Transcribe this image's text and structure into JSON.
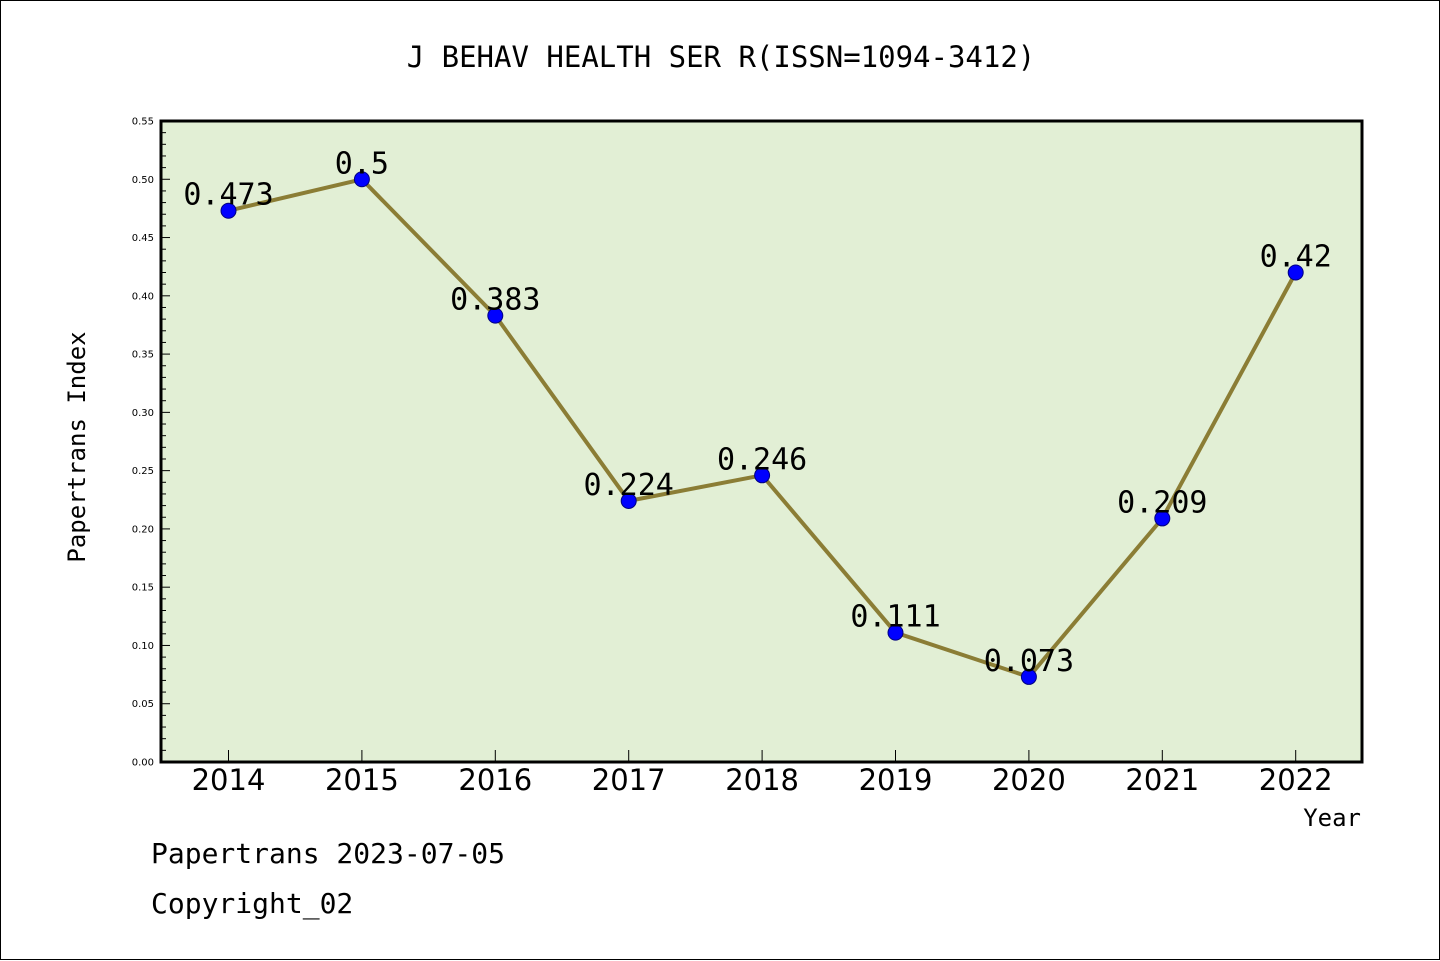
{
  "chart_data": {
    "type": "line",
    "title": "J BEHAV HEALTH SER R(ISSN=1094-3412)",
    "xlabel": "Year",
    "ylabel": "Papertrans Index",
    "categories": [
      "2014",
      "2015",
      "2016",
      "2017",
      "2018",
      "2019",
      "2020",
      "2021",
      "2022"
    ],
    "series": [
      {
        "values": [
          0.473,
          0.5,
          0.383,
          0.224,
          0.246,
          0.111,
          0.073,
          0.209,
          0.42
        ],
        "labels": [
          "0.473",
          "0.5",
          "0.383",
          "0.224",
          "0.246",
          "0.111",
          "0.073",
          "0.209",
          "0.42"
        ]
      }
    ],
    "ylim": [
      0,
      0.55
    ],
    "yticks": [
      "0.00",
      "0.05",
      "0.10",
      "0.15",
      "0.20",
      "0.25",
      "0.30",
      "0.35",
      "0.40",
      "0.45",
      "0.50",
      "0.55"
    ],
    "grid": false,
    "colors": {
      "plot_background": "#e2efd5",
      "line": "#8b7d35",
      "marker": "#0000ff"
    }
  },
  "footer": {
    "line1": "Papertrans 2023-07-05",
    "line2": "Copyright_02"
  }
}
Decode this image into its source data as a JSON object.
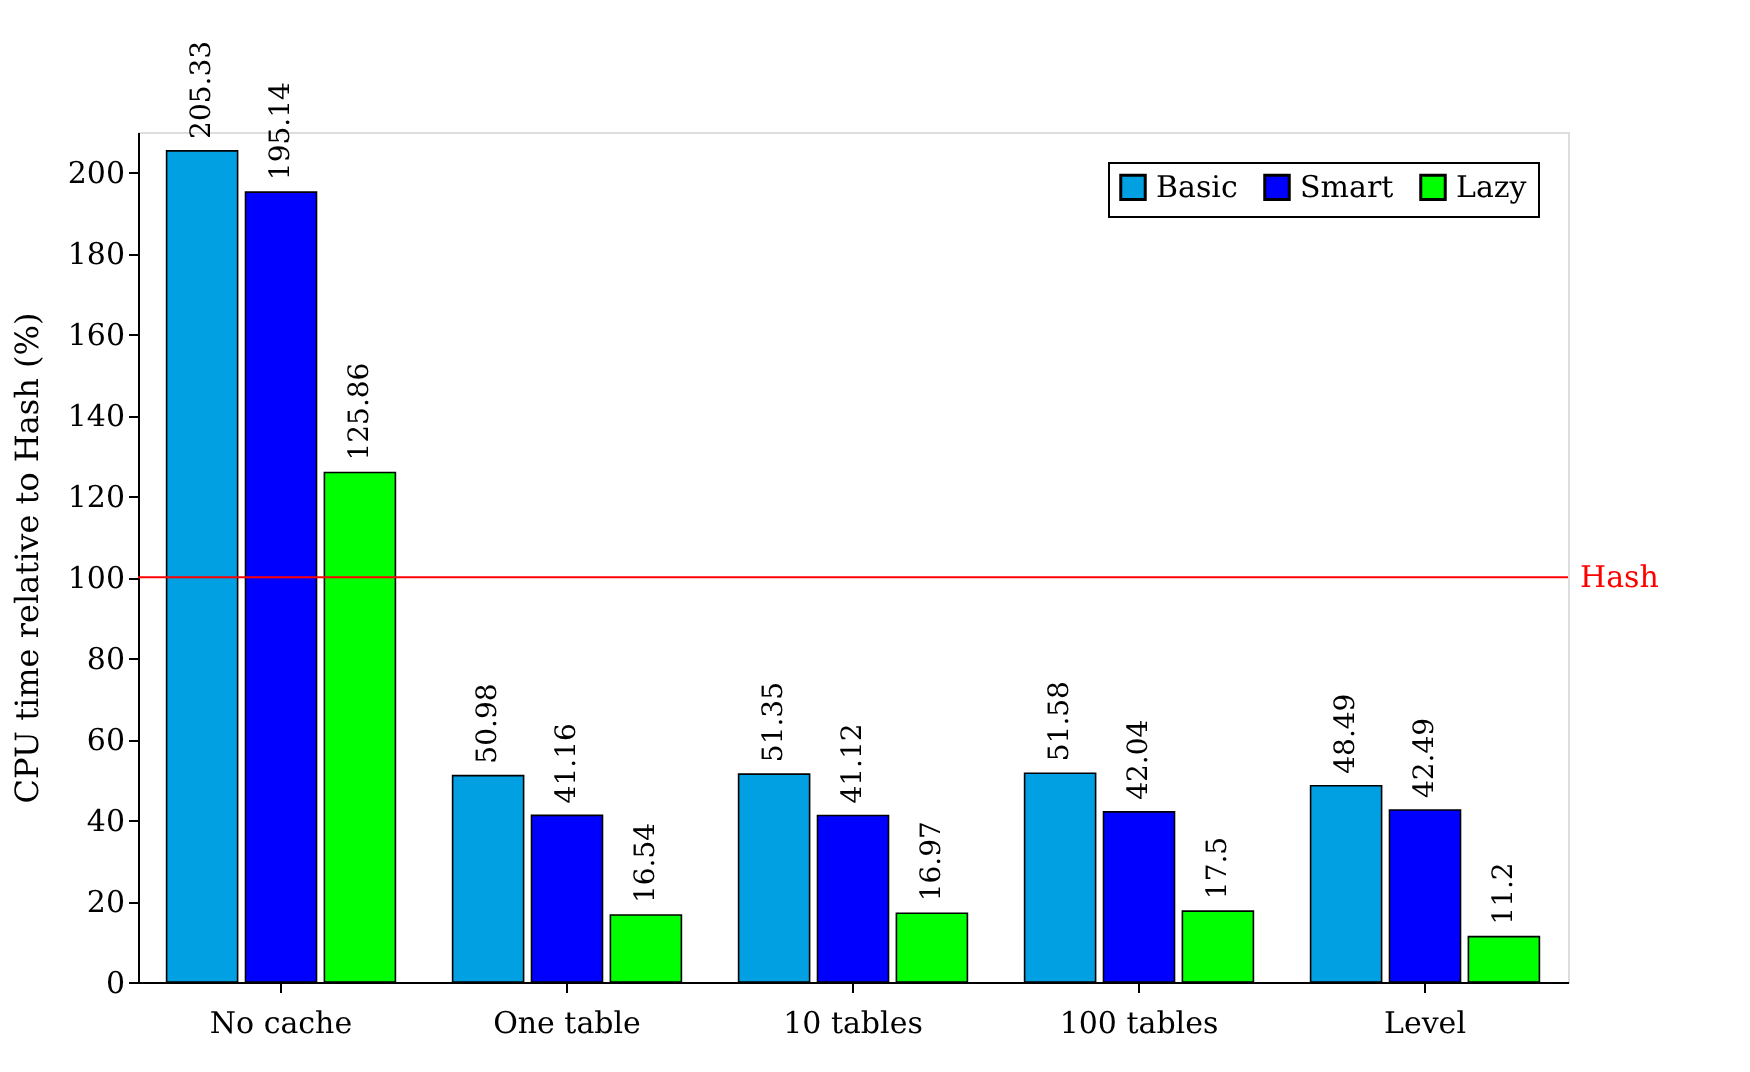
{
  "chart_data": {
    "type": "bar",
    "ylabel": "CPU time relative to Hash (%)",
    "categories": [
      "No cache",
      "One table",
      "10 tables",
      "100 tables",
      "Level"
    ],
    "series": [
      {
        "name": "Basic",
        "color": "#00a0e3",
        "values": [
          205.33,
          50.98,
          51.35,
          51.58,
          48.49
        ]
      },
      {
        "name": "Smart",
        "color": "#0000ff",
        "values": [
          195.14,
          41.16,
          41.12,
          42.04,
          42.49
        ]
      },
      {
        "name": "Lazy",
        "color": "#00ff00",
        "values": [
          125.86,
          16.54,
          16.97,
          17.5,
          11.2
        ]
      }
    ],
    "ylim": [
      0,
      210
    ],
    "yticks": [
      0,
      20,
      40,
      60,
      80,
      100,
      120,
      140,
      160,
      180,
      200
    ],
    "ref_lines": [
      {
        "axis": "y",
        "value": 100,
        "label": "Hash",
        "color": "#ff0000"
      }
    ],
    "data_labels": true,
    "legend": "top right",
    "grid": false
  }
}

→ What you need to do: State only the number of lines in these entries that contain "this".

→ Exercise output: 2